■ **JOB**
Write out the material exactly, with the pictures left out.

Records excerpted from a collection

--------------------------------------------------

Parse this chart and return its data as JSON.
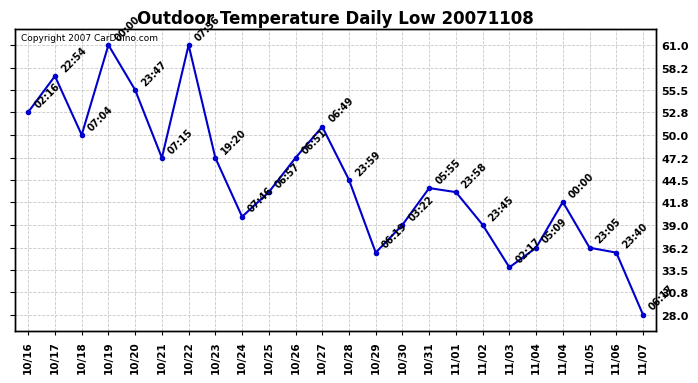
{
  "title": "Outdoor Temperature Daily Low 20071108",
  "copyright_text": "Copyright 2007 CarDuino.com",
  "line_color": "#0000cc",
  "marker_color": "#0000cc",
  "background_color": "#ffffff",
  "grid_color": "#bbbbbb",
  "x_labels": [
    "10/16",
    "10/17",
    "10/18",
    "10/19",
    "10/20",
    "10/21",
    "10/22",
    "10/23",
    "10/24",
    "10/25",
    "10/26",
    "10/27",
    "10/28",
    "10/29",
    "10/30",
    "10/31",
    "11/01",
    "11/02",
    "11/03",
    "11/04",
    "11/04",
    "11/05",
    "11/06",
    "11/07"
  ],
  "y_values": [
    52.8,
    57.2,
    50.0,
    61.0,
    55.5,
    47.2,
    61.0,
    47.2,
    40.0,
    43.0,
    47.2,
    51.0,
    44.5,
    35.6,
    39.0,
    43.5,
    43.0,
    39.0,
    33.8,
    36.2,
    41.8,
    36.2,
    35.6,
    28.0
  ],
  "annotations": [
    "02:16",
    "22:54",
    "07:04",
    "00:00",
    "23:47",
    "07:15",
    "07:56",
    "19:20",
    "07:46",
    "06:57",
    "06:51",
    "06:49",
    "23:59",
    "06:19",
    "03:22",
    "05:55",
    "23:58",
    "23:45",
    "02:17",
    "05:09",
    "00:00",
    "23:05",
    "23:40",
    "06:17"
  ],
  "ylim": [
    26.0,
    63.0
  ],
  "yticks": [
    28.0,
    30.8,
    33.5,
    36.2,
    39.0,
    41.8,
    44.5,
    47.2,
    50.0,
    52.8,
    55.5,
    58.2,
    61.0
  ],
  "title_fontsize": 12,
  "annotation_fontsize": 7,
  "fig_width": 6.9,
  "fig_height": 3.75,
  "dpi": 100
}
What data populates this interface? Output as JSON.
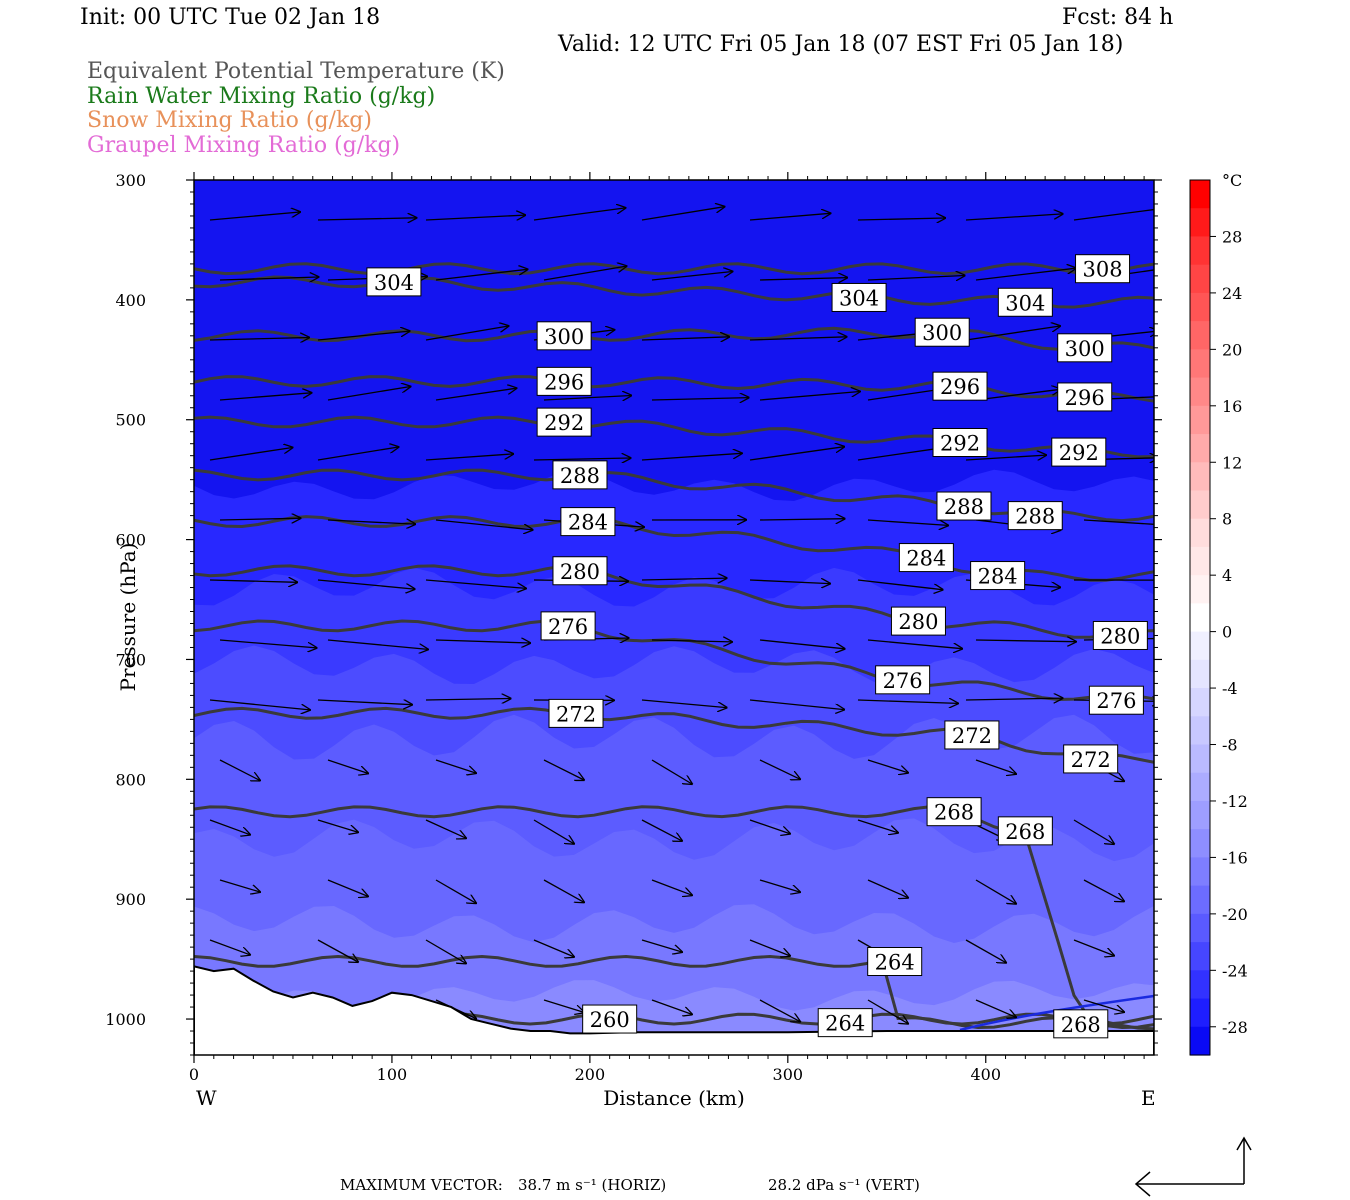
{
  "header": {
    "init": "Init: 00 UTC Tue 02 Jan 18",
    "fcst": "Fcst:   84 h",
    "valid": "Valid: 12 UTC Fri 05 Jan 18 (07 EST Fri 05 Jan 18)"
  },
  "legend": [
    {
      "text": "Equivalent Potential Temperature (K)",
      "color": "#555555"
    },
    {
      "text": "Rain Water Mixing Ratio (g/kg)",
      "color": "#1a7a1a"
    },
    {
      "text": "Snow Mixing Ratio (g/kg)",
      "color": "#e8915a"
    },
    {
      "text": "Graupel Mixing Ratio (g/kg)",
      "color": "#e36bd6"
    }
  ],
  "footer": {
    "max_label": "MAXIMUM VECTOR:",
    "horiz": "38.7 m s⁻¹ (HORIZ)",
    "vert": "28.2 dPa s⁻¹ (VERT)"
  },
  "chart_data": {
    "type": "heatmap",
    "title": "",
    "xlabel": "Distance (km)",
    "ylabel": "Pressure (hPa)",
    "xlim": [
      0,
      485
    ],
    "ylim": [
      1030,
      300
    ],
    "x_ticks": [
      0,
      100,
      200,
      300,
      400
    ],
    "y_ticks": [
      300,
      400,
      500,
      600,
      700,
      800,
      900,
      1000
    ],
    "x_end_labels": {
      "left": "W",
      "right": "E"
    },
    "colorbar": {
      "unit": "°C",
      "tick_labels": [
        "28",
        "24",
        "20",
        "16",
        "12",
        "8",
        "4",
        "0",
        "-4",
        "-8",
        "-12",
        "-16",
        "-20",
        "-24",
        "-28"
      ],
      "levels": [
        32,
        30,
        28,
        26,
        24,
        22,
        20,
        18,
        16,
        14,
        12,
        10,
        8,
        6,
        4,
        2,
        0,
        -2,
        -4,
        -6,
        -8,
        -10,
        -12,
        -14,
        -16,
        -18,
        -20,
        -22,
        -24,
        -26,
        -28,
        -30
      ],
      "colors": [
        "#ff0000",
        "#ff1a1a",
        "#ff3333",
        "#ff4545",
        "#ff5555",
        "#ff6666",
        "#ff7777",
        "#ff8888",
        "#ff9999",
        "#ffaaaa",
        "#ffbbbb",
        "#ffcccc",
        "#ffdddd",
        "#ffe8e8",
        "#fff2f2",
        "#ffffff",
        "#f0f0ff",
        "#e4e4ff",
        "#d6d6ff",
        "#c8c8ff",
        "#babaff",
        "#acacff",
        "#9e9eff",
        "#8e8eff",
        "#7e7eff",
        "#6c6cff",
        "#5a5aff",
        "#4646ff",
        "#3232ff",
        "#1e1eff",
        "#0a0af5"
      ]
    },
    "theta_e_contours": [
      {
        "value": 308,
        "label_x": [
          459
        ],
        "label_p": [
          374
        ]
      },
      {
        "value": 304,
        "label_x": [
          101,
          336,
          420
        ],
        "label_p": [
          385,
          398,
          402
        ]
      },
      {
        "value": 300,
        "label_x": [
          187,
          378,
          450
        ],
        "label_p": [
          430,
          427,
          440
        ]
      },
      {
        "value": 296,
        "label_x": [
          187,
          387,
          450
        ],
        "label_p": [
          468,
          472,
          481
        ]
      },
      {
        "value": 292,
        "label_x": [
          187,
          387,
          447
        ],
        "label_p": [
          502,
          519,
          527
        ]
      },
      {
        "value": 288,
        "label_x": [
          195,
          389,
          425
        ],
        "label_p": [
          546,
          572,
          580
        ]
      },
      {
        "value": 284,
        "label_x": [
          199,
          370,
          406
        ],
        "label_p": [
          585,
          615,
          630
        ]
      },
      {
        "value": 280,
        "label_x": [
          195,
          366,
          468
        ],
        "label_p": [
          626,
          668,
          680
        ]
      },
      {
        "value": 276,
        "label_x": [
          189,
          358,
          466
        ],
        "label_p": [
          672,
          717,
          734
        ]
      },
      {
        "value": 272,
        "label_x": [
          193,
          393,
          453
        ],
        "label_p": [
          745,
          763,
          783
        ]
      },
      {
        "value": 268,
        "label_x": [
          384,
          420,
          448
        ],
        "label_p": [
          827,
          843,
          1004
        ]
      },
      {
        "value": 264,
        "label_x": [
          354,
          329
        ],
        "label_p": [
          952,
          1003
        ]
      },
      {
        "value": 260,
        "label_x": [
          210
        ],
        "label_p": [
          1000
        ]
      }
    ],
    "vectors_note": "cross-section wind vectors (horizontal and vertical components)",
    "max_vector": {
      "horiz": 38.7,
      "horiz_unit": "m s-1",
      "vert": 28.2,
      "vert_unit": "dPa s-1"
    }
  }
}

--------------------------------------------------

■ **FINISHED TASK**
Parse this chart and return its data as JSON.
{
  "title": "Outdoor Temperature Daily Low 20071108",
  "copyright_text": "Copyright 2007 CarDuino.com",
  "line_color": "#0000cc",
  "marker_color": "#0000cc",
  "background_color": "#ffffff",
  "grid_color": "#bbbbbb",
  "x_labels": [
    "10/16",
    "10/17",
    "10/18",
    "10/19",
    "10/20",
    "10/21",
    "10/22",
    "10/23",
    "10/24",
    "10/25",
    "10/26",
    "10/27",
    "10/28",
    "10/29",
    "10/30",
    "10/31",
    "11/01",
    "11/02",
    "11/03",
    "11/04",
    "11/04",
    "11/05",
    "11/06",
    "11/07"
  ],
  "y_values": [
    52.8,
    57.2,
    50.0,
    61.0,
    55.5,
    47.2,
    61.0,
    47.2,
    40.0,
    43.0,
    47.2,
    51.0,
    44.5,
    35.6,
    39.0,
    43.5,
    43.0,
    39.0,
    33.8,
    36.2,
    41.8,
    36.2,
    35.6,
    28.0
  ],
  "annotations": [
    "02:16",
    "22:54",
    "07:04",
    "00:00",
    "23:47",
    "07:15",
    "07:56",
    "19:20",
    "07:46",
    "06:57",
    "06:51",
    "06:49",
    "23:59",
    "06:19",
    "03:22",
    "05:55",
    "23:58",
    "23:45",
    "02:17",
    "05:09",
    "00:00",
    "23:05",
    "23:40",
    "06:17"
  ],
  "ylim": [
    26.0,
    63.0
  ],
  "yticks": [
    28.0,
    30.8,
    33.5,
    36.2,
    39.0,
    41.8,
    44.5,
    47.2,
    50.0,
    52.8,
    55.5,
    58.2,
    61.0
  ],
  "title_fontsize": 12,
  "annotation_fontsize": 7,
  "fig_width": 6.9,
  "fig_height": 3.75,
  "dpi": 100
}
What data populates this interface? Output as JSON.
{
  "header": {
    "init": "Init: 00 UTC Tue 02 Jan 18",
    "fcst": "Fcst:   84 h",
    "valid": "Valid: 12 UTC Fri 05 Jan 18 (07 EST Fri 05 Jan 18)"
  },
  "legend": [
    {
      "text": "Equivalent Potential Temperature (K)",
      "color": "#555555"
    },
    {
      "text": "Rain Water Mixing Ratio (g/kg)",
      "color": "#1a7a1a"
    },
    {
      "text": "Snow Mixing Ratio (g/kg)",
      "color": "#e8915a"
    },
    {
      "text": "Graupel Mixing Ratio (g/kg)",
      "color": "#e36bd6"
    }
  ],
  "footer": {
    "max_label": "MAXIMUM VECTOR:",
    "horiz": "38.7 m s⁻¹ (HORIZ)",
    "vert": "28.2 dPa s⁻¹ (VERT)"
  },
  "chart_data": {
    "type": "heatmap",
    "title": "",
    "xlabel": "Distance (km)",
    "ylabel": "Pressure (hPa)",
    "xlim": [
      0,
      485
    ],
    "ylim": [
      1030,
      300
    ],
    "x_ticks": [
      0,
      100,
      200,
      300,
      400
    ],
    "y_ticks": [
      300,
      400,
      500,
      600,
      700,
      800,
      900,
      1000
    ],
    "x_end_labels": {
      "left": "W",
      "right": "E"
    },
    "colorbar": {
      "unit": "°C",
      "tick_labels": [
        "28",
        "24",
        "20",
        "16",
        "12",
        "8",
        "4",
        "0",
        "-4",
        "-8",
        "-12",
        "-16",
        "-20",
        "-24",
        "-28"
      ],
      "levels": [
        32,
        30,
        28,
        26,
        24,
        22,
        20,
        18,
        16,
        14,
        12,
        10,
        8,
        6,
        4,
        2,
        0,
        -2,
        -4,
        -6,
        -8,
        -10,
        -12,
        -14,
        -16,
        -18,
        -20,
        -22,
        -24,
        -26,
        -28,
        -30
      ],
      "colors": [
        "#ff0000",
        "#ff1a1a",
        "#ff3333",
        "#ff4545",
        "#ff5555",
        "#ff6666",
        "#ff7777",
        "#ff8888",
        "#ff9999",
        "#ffaaaa",
        "#ffbbbb",
        "#ffcccc",
        "#ffdddd",
        "#ffe8e8",
        "#fff2f2",
        "#ffffff",
        "#f0f0ff",
        "#e4e4ff",
        "#d6d6ff",
        "#c8c8ff",
        "#babaff",
        "#acacff",
        "#9e9eff",
        "#8e8eff",
        "#7e7eff",
        "#6c6cff",
        "#5a5aff",
        "#4646ff",
        "#3232ff",
        "#1e1eff",
        "#0a0af5"
      ]
    },
    "theta_e_contours": [
      {
        "value": 308,
        "label_x": [
          459
        ],
        "label_p": [
          374
        ]
      },
      {
        "value": 304,
        "label_x": [
          101,
          336,
          420
        ],
        "label_p": [
          385,
          398,
          402
        ]
      },
      {
        "value": 300,
        "label_x": [
          187,
          378,
          450
        ],
        "label_p": [
          430,
          427,
          440
        ]
      },
      {
        "value": 296,
        "label_x": [
          187,
          387,
          450
        ],
        "label_p": [
          468,
          472,
          481
        ]
      },
      {
        "value": 292,
        "label_x": [
          187,
          387,
          447
        ],
        "label_p": [
          502,
          519,
          527
        ]
      },
      {
        "value": 288,
        "label_x": [
          195,
          389,
          425
        ],
        "label_p": [
          546,
          572,
          580
        ]
      },
      {
        "value": 284,
        "label_x": [
          199,
          370,
          406
        ],
        "label_p": [
          585,
          615,
          630
        ]
      },
      {
        "value": 280,
        "label_x": [
          195,
          366,
          468
        ],
        "label_p": [
          626,
          668,
          680
        ]
      },
      {
        "value": 276,
        "label_x": [
          189,
          358,
          466
        ],
        "label_p": [
          672,
          717,
          734
        ]
      },
      {
        "value": 272,
        "label_x": [
          193,
          393,
          453
        ],
        "label_p": [
          745,
          763,
          783
        ]
      },
      {
        "value": 268,
        "label_x": [
          384,
          420,
          448
        ],
        "label_p": [
          827,
          843,
          1004
        ]
      },
      {
        "value": 264,
        "label_x": [
          354,
          329
        ],
        "label_p": [
          952,
          1003
        ]
      },
      {
        "value": 260,
        "label_x": [
          210
        ],
        "label_p": [
          1000
        ]
      }
    ],
    "vectors_note": "cross-section wind vectors (horizontal and vertical components)",
    "max_vector": {
      "horiz": 38.7,
      "horiz_unit": "m s-1",
      "vert": 28.2,
      "vert_unit": "dPa s-1"
    }
  }
}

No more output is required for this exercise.